Using the data below, repeat all of it precisely.

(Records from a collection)
----------

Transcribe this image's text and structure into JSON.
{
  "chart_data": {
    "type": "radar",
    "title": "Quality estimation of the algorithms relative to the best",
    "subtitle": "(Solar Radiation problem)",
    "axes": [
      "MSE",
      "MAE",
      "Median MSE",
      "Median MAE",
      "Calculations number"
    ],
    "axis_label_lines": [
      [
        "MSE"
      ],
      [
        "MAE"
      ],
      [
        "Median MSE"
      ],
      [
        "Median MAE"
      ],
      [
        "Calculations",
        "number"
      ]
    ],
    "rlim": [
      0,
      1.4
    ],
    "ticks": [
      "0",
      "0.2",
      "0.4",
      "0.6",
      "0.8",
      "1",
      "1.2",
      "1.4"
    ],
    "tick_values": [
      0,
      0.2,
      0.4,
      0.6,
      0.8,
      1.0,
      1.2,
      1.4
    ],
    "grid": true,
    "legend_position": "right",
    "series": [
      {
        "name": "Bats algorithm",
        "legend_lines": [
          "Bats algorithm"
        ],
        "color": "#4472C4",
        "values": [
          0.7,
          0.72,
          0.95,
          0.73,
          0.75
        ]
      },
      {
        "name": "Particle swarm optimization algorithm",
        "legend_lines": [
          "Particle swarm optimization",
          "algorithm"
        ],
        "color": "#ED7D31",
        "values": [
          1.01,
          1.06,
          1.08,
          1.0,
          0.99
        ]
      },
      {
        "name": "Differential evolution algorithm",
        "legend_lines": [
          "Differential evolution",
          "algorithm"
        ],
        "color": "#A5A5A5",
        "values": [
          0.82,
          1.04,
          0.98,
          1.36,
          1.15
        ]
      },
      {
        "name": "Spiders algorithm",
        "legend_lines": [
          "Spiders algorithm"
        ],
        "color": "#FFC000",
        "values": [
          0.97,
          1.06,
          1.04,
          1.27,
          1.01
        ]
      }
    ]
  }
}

----------

- [Answer to the exercise]:
Transcribe this image's text and structure into JSON.
{
  "chart_data": {
    "type": "radar",
    "title": "Quality estimation of the algorithms relative to the best",
    "subtitle": "(Solar Radiation problem)",
    "axes": [
      "MSE",
      "MAE",
      "Median MSE",
      "Median MAE",
      "Calculations number"
    ],
    "axis_label_lines": [
      [
        "MSE"
      ],
      [
        "MAE"
      ],
      [
        "Median MSE"
      ],
      [
        "Median MAE"
      ],
      [
        "Calculations",
        "number"
      ]
    ],
    "rlim": [
      0,
      1.4
    ],
    "ticks": [
      "0",
      "0.2",
      "0.4",
      "0.6",
      "0.8",
      "1",
      "1.2",
      "1.4"
    ],
    "tick_values": [
      0,
      0.2,
      0.4,
      0.6,
      0.8,
      1.0,
      1.2,
      1.4
    ],
    "grid": true,
    "legend_position": "right",
    "series": [
      {
        "name": "Bats algorithm",
        "legend_lines": [
          "Bats algorithm"
        ],
        "color": "#4472C4",
        "values": [
          0.7,
          0.72,
          0.95,
          0.73,
          0.75
        ]
      },
      {
        "name": "Particle swarm optimization algorithm",
        "legend_lines": [
          "Particle swarm optimization",
          "algorithm"
        ],
        "color": "#ED7D31",
        "values": [
          1.01,
          1.06,
          1.08,
          1.0,
          0.99
        ]
      },
      {
        "name": "Differential evolution algorithm",
        "legend_lines": [
          "Differential evolution",
          "algorithm"
        ],
        "color": "#A5A5A5",
        "values": [
          0.82,
          1.04,
          0.98,
          1.36,
          1.15
        ]
      },
      {
        "name": "Spiders algorithm",
        "legend_lines": [
          "Spiders algorithm"
        ],
        "color": "#FFC000",
        "values": [
          0.97,
          1.06,
          1.04,
          1.27,
          1.01
        ]
      }
    ]
  }
}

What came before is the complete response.